Exercise details = Could you quote the passage of the AquAdvantage salmon text below that opens with the words containing "Scientists with expertise" and closes with "available for consumption.", word for word?

Document extract =
══════════
AquAdvantage Salmon

In 2012, Health Canada received a submission to allow the sale of a genetically modified salmon which grows faster and reaches market size sooner than conventional farmed salmon, called AquAdvantage salmon. In order to determine whether the salmon could be sold in Canada as food, the scientists at Health Canada conducted a scientific assessment that ensured the salmon is safe for consumption, still has all its nutritional value and therefore does not differ from other salmon available on the market. Our scientists also needed to assess how the salmon was developed and whether it can be toxic or cause allergic reactions.

The AquAdvantage salmon was approved for sale in Canada. The science behind the salmon involved the introduction of a growth hormone gene from Chinook salmon into the genome of Atlantic salmon. This results in a salmon which grows faster and reaches market size quicker. In every other way, the AquAdvantage salmon is identical to other farmed salmon.

Scientists with expertise in molecular biology, microbiology, toxicology, chemistry and nutrition conducted a thorough analysis of the data and the protocols provided by the applicant to ensure the validity of the results.

Following this assessment, it was determined that the changes made to the salmon did not pose a greater risk to human health than salmon currently available on the Canadian market. In addition, Health Canada also concluded that the AquAdvantage salmon would have no impact on allergies, and that there are no differences in the nutritional value of the AquAdvantage salmon compared to other farmed salmon available for consumption.

Health Canada's assessment of AquAdvantage salmon was conducted according to the Codex Alimentarius Guideline for the Conduct of Food Safety Assessment of Foods Derived from Recombinant-DNA Animals. The approach taken by Health Canada in the safety assessment of GM foods is based upon scientific principles developed through expert international consultation over the last 20 years with agencies such as the World Health Organization (WHO), the Food and Agriculture Organization of the United Nations (FAO), and the Organization for Economic Co-operation and Development (OECD). The approach taken by Canada is currently applied by regulatory agencies around the world in countries such as the European Union, Australia/New Zealand, Japan, and the United States.
══════════
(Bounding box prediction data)
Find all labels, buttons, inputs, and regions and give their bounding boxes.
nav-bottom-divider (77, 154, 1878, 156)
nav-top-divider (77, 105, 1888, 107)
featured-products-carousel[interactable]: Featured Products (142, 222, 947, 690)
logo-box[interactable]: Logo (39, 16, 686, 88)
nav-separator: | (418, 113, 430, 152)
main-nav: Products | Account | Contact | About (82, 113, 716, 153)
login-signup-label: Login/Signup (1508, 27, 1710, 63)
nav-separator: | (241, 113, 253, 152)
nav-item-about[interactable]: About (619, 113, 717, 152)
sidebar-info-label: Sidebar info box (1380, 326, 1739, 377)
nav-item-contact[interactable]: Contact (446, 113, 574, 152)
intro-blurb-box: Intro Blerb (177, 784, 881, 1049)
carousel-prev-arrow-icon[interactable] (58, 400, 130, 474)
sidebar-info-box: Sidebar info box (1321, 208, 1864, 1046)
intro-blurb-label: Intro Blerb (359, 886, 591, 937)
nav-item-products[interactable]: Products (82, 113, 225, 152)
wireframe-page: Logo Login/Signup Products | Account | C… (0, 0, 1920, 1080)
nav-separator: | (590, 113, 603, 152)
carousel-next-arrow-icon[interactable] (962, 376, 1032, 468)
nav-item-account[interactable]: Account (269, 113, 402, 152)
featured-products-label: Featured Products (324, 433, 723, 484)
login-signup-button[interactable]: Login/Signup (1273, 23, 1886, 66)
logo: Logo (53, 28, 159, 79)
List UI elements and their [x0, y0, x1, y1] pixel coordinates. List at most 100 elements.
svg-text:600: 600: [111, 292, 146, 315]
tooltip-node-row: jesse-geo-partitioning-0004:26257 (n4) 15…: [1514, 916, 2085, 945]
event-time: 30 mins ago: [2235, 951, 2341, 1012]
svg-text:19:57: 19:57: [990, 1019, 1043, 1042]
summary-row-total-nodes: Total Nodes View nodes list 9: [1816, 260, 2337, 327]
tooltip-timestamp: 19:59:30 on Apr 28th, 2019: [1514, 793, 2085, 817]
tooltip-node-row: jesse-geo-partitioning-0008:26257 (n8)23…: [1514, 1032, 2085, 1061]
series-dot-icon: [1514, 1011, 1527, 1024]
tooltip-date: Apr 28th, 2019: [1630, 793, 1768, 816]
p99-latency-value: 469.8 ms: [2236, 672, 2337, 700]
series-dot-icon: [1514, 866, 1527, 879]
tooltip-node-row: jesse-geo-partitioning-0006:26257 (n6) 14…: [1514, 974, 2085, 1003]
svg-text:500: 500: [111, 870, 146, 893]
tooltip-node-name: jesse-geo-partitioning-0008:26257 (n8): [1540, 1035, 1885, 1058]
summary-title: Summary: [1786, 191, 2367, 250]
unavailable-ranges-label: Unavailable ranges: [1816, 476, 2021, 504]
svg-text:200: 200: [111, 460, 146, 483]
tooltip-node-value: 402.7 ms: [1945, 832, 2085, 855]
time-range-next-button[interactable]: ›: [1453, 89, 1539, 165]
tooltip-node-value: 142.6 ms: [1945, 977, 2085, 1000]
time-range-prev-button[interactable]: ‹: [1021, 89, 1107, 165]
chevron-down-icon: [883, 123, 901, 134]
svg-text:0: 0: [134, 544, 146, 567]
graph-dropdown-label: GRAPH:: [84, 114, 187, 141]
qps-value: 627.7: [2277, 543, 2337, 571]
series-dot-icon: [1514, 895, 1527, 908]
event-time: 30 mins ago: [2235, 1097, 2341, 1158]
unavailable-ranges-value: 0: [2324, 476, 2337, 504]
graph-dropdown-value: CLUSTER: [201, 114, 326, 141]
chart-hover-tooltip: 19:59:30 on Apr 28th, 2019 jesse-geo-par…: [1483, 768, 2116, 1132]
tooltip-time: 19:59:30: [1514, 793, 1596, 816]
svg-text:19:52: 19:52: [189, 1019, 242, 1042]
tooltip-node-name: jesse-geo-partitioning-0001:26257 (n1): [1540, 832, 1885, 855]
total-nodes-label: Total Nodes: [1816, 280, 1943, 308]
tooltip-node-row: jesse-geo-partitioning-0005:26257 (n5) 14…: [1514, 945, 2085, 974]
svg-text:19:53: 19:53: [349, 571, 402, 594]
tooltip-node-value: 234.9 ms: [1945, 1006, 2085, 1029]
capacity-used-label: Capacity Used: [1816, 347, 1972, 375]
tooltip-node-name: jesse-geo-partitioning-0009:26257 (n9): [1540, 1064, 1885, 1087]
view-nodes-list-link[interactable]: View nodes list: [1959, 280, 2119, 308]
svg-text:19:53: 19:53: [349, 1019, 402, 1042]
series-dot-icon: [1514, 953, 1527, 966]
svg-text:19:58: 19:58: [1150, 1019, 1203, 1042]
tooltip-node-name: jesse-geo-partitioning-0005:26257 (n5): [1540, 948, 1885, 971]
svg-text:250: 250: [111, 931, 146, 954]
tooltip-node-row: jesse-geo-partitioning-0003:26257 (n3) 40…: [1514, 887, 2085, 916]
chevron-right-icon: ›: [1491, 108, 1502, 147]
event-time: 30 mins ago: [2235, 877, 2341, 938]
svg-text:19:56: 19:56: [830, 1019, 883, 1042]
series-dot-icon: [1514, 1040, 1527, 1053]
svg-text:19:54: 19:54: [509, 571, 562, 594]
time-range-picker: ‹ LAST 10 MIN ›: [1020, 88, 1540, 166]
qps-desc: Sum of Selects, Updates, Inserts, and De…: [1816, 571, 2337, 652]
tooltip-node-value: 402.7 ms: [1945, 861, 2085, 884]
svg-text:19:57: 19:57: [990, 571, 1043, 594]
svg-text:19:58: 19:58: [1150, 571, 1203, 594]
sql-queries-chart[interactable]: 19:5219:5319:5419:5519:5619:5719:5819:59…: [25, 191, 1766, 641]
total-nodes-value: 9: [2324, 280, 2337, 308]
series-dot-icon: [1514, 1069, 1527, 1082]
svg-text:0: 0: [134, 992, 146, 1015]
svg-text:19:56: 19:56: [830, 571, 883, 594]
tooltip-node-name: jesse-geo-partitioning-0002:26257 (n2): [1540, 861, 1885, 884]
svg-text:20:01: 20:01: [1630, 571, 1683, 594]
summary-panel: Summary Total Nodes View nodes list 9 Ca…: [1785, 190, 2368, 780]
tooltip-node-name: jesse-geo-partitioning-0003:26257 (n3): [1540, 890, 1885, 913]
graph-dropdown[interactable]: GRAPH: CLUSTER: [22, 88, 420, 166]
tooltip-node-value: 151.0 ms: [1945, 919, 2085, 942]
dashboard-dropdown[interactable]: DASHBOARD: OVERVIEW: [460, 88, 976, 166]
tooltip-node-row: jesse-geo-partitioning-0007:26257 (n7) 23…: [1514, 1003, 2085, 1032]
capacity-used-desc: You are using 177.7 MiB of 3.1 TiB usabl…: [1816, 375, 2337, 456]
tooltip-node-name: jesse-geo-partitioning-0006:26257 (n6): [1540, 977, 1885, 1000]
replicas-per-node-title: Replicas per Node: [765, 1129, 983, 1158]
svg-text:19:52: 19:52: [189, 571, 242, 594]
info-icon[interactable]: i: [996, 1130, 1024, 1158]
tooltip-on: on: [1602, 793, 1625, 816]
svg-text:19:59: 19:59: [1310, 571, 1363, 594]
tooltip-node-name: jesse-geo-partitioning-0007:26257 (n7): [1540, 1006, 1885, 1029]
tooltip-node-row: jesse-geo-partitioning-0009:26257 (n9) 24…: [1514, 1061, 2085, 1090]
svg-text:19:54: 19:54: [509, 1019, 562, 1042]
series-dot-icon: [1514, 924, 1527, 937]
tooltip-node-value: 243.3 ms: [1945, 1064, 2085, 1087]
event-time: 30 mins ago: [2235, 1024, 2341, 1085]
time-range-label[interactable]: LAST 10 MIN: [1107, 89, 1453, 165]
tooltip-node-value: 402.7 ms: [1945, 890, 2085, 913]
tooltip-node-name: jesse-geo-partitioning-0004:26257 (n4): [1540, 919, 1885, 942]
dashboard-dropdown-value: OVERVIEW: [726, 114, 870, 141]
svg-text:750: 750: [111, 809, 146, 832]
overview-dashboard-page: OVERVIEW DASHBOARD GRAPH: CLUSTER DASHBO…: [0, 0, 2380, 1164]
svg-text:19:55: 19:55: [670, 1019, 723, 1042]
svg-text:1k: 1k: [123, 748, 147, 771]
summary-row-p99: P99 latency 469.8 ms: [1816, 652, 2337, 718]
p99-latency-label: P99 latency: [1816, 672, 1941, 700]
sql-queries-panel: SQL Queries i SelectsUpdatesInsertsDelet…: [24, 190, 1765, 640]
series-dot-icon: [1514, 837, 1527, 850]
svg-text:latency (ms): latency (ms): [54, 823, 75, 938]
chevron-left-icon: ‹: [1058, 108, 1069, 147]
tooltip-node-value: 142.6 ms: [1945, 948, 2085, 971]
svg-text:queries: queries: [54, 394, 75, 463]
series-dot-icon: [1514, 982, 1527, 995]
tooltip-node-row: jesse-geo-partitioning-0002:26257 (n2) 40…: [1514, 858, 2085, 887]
══════════
Reply =
Scientists with expertise in molecular biology, microbiology, toxicology, chemistry and nutrition conducted a thorough analysis of the data and the protocols provided by the applicant to ensure the validity of the results.

Following this assessment, it was determined that the changes made to the salmon did not pose a greater risk to human health than salmon currently available on the Canadian market. In addition, Health Canada also concluded that the AquAdvantage salmon would have no impact on allergies, and that there are no differences in the nutritional value of the AquAdvantage salmon compared to other farmed salmon available for consumption.